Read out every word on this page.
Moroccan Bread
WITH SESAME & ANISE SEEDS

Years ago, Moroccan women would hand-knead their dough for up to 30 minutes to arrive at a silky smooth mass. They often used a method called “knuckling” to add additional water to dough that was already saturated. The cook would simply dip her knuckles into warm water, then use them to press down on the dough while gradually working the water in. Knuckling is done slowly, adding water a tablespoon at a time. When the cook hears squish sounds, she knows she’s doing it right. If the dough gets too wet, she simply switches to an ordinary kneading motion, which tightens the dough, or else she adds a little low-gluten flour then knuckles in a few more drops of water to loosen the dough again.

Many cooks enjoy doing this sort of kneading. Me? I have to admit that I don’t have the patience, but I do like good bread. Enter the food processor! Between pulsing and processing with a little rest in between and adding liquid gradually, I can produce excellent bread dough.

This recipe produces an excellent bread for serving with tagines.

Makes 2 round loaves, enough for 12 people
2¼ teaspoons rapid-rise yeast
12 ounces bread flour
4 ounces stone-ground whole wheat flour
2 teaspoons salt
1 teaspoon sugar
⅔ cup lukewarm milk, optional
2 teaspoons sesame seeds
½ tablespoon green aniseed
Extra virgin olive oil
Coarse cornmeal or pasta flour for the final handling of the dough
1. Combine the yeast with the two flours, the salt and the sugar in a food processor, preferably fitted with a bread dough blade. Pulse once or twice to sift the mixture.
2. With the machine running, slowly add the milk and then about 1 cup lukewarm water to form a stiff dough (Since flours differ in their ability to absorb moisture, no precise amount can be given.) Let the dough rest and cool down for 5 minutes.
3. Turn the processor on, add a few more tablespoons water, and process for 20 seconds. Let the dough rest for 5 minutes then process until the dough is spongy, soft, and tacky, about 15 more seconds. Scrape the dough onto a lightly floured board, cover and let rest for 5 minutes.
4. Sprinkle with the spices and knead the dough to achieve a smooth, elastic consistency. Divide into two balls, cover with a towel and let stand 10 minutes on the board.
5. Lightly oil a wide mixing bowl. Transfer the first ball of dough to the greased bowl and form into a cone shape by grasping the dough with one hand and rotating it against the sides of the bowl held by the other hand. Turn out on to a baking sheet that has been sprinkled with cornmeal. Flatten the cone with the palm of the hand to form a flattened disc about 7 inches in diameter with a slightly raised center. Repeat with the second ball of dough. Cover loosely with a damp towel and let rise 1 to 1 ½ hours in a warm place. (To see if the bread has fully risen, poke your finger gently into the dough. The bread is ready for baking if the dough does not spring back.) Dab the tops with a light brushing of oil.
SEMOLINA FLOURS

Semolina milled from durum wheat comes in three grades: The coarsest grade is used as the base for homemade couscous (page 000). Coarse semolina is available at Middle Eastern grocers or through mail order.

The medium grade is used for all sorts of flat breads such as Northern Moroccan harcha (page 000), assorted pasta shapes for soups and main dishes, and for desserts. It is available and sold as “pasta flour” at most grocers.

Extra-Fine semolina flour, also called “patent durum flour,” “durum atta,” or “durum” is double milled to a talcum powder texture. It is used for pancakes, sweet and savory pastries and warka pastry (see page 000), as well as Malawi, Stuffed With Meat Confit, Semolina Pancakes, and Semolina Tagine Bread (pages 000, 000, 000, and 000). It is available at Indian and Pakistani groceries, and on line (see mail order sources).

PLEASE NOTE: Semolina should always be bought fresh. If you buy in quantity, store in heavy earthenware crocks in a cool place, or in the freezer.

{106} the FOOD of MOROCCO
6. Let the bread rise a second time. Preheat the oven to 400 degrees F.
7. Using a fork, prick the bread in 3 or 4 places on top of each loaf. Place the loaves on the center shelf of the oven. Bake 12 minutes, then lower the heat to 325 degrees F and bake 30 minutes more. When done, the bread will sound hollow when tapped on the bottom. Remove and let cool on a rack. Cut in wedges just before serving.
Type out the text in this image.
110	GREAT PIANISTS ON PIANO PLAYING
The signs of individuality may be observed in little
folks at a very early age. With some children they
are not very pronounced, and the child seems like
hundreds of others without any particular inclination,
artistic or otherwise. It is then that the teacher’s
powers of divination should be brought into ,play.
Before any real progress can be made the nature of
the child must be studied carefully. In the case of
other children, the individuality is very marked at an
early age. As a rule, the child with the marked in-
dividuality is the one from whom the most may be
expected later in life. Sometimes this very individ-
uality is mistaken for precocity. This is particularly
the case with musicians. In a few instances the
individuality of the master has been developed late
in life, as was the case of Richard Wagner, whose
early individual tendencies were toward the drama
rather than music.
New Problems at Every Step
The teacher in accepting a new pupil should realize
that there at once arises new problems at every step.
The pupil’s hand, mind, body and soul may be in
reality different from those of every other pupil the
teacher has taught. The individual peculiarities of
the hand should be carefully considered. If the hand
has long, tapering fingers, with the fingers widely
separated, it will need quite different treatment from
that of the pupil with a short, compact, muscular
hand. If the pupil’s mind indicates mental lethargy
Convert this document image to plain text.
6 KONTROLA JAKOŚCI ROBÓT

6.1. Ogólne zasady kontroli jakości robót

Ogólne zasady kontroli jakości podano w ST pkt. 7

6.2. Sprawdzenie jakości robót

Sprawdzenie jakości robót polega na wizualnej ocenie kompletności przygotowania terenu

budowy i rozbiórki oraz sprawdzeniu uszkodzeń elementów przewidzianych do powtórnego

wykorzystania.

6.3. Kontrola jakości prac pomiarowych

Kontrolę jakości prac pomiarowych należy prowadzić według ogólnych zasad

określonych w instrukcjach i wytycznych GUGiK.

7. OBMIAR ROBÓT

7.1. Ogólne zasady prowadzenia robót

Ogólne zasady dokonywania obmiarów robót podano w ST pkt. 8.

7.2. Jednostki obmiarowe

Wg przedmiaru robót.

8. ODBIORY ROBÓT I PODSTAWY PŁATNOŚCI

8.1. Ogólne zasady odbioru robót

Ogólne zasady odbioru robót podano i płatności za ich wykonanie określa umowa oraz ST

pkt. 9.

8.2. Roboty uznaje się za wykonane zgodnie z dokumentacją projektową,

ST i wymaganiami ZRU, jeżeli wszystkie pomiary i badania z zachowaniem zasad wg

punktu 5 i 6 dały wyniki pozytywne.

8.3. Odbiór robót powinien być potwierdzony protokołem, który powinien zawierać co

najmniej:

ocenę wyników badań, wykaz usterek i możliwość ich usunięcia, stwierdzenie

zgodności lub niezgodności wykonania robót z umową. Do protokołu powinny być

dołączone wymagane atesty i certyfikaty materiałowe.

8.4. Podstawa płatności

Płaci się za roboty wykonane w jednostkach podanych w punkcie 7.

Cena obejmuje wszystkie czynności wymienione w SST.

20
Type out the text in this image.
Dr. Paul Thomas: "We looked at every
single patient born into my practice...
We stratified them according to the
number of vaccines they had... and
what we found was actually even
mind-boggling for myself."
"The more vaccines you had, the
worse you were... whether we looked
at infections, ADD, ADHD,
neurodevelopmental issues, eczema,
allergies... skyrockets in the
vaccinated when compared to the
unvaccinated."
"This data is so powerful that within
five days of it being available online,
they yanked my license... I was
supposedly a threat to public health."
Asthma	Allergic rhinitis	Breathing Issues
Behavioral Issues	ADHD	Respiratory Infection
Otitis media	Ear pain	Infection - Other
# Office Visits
______
*Given exercise*:
Each record above should be returned exactly as it appears.

*Exercise response*:
Read out every word on this page.
Moroccan Bread
WITH SESAME & ANISE SEEDS

Years ago, Moroccan women would hand-knead their dough for up to 30 minutes to arrive at a silky smooth mass. They often used a method called “knuckling” to add additional water to dough that was already saturated. The cook would simply dip her knuckles into warm water, then use them to press down on the dough while gradually working the water in. Knuckling is done slowly, adding water a tablespoon at a time. When the cook hears squish sounds, she knows she’s doing it right. If the dough gets too wet, she simply switches to an ordinary kneading motion, which tightens the dough, or else she adds a little low-gluten flour then knuckles in a few more drops of water to loosen the dough again.

Many cooks enjoy doing this sort of kneading. Me? I have to admit that I don’t have the patience, but I do like good bread. Enter the food processor! Between pulsing and processing with a little rest in between and adding liquid gradually, I can produce excellent bread dough.

This recipe produces an excellent bread for serving with tagines.

Makes 2 round loaves, enough for 12 people
2¼ teaspoons rapid-rise yeast
12 ounces bread flour
4 ounces stone-ground whole wheat flour
2 teaspoons salt
1 teaspoon sugar
⅔ cup lukewarm milk, optional
2 teaspoons sesame seeds
½ tablespoon green aniseed
Extra virgin olive oil
Coarse cornmeal or pasta flour for the final handling of the dough
1. Combine the yeast with the two flours, the salt and the sugar in a food processor, preferably fitted with a bread dough blade. Pulse once or twice to sift the mixture.
2. With the machine running, slowly add the milk and then about 1 cup lukewarm water to form a stiff dough (Since flours differ in their ability to absorb moisture, no precise amount can be given.) Let the dough rest and cool down for 5 minutes.
3. Turn the processor on, add a few more tablespoons water, and process for 20 seconds. Let the dough rest for 5 minutes then process until the dough is spongy, soft, and tacky, about 15 more seconds. Scrape the dough onto a lightly floured board, cover and let rest for 5 minutes.
4. Sprinkle with the spices and knead the dough to achieve a smooth, elastic consistency. Divide into two balls, cover with a towel and let stand 10 minutes on the board.
5. Lightly oil a wide mixing bowl. Transfer the first ball of dough to the greased bowl and form into a cone shape by grasping the dough with one hand and rotating it against the sides of the bowl held by the other hand. Turn out on to a baking sheet that has been sprinkled with cornmeal. Flatten the cone with the palm of the hand to form a flattened disc about 7 inches in diameter with a slightly raised center. Repeat with the second ball of dough. Cover loosely with a damp towel and let rise 1 to 1 ½ hours in a warm place. (To see if the bread has fully risen, poke your finger gently into the dough. The bread is ready for baking if the dough does not spring back.) Dab the tops with a light brushing of oil.
SEMOLINA FLOURS

Semolina milled from durum wheat comes in three grades: The coarsest grade is used as the base for homemade couscous (page 000). Coarse semolina is available at Middle Eastern grocers or through mail order.

The medium grade is used for all sorts of flat breads such as Northern Moroccan harcha (page 000), assorted pasta shapes for soups and main dishes, and for desserts. It is available and sold as “pasta flour” at most grocers.

Extra-Fine semolina flour, also called “patent durum flour,” “durum atta,” or “durum” is double milled to a talcum powder texture. It is used for pancakes, sweet and savory pastries and warka pastry (see page 000), as well as Malawi, Stuffed With Meat Confit, Semolina Pancakes, and Semolina Tagine Bread (pages 000, 000, 000, and 000). It is available at Indian and Pakistani groceries, and on line (see mail order sources).

PLEASE NOTE: Semolina should always be bought fresh. If you buy in quantity, store in heavy earthenware crocks in a cool place, or in the freezer.

{106} the FOOD of MOROCCO
6. Let the bread rise a second time. Preheat the oven to 400 degrees F.
7. Using a fork, prick the bread in 3 or 4 places on top of each loaf. Place the loaves on the center shelf of the oven. Bake 12 minutes, then lower the heat to 325 degrees F and bake 30 minutes more. When done, the bread will sound hollow when tapped on the bottom. Remove and let cool on a rack. Cut in wedges just before serving.
Type out the text in this image.
110	GREAT PIANISTS ON PIANO PLAYING
The signs of individuality may be observed in little
folks at a very early age. With some children they
are not very pronounced, and the child seems like
hundreds of others without any particular inclination,
artistic or otherwise. It is then that the teacher’s
powers of divination should be brought into ,play.
Before any real progress can be made the nature of
the child must be studied carefully. In the case of
other children, the individuality is very marked at an
early age. As a rule, the child with the marked in-
dividuality is the one from whom the most may be
expected later in life. Sometimes this very individ-
uality is mistaken for precocity. This is particularly
the case with musicians. In a few instances the
individuality of the master has been developed late
in life, as was the case of Richard Wagner, whose
early individual tendencies were toward the drama
rather than music.
New Problems at Every Step
The teacher in accepting a new pupil should realize
that there at once arises new problems at every step.
The pupil’s hand, mind, body and soul may be in
reality different from those of every other pupil the
teacher has taught. The individual peculiarities of
the hand should be carefully considered. If the hand
has long, tapering fingers, with the fingers widely
separated, it will need quite different treatment from
that of the pupil with a short, compact, muscular
hand. If the pupil’s mind indicates mental lethargy
Convert this document image to plain text.
6 KONTROLA JAKOŚCI ROBÓT

6.1. Ogólne zasady kontroli jakości robót

Ogólne zasady kontroli jakości podano w ST pkt. 7

6.2. Sprawdzenie jakości robót

Sprawdzenie jakości robót polega na wizualnej ocenie kompletności przygotowania terenu

budowy i rozbiórki oraz sprawdzeniu uszkodzeń elementów przewidzianych do powtórnego

wykorzystania.

6.3. Kontrola jakości prac pomiarowych

Kontrolę jakości prac pomiarowych należy prowadzić według ogólnych zasad

określonych w instrukcjach i wytycznych GUGiK.

7. OBMIAR ROBÓT

7.1. Ogólne zasady prowadzenia robót

Ogólne zasady dokonywania obmiarów robót podano w ST pkt. 8.

7.2. Jednostki obmiarowe

Wg przedmiaru robót.

8. ODBIORY ROBÓT I PODSTAWY PŁATNOŚCI

8.1. Ogólne zasady odbioru robót

Ogólne zasady odbioru robót podano i płatności za ich wykonanie określa umowa oraz ST

pkt. 9.

8.2. Roboty uznaje się za wykonane zgodnie z dokumentacją projektową,

ST i wymaganiami ZRU, jeżeli wszystkie pomiary i badania z zachowaniem zasad wg

punktu 5 i 6 dały wyniki pozytywne.

8.3. Odbiór robót powinien być potwierdzony protokołem, który powinien zawierać co

najmniej:

ocenę wyników badań, wykaz usterek i możliwość ich usunięcia, stwierdzenie

zgodności lub niezgodności wykonania robót z umową. Do protokołu powinny być

dołączone wymagane atesty i certyfikaty materiałowe.

8.4. Podstawa płatności

Płaci się za roboty wykonane w jednostkach podanych w punkcie 7.

Cena obejmuje wszystkie czynności wymienione w SST.

20
Type out the text in this image.
Dr. Paul Thomas: "We looked at every
single patient born into my practice...
We stratified them according to the
number of vaccines they had... and
what we found was actually even
mind-boggling for myself."
"The more vaccines you had, the
worse you were... whether we looked
at infections, ADD, ADHD,
neurodevelopmental issues, eczema,
allergies... skyrockets in the
vaccinated when compared to the
unvaccinated."
"This data is so powerful that within
five days of it being available online,
they yanked my license... I was
supposedly a threat to public health."
Asthma	Allergic rhinitis	Breathing Issues
Behavioral Issues	ADHD	Respiratory Infection
Otitis media	Ear pain	Infection - Other
# Office Visits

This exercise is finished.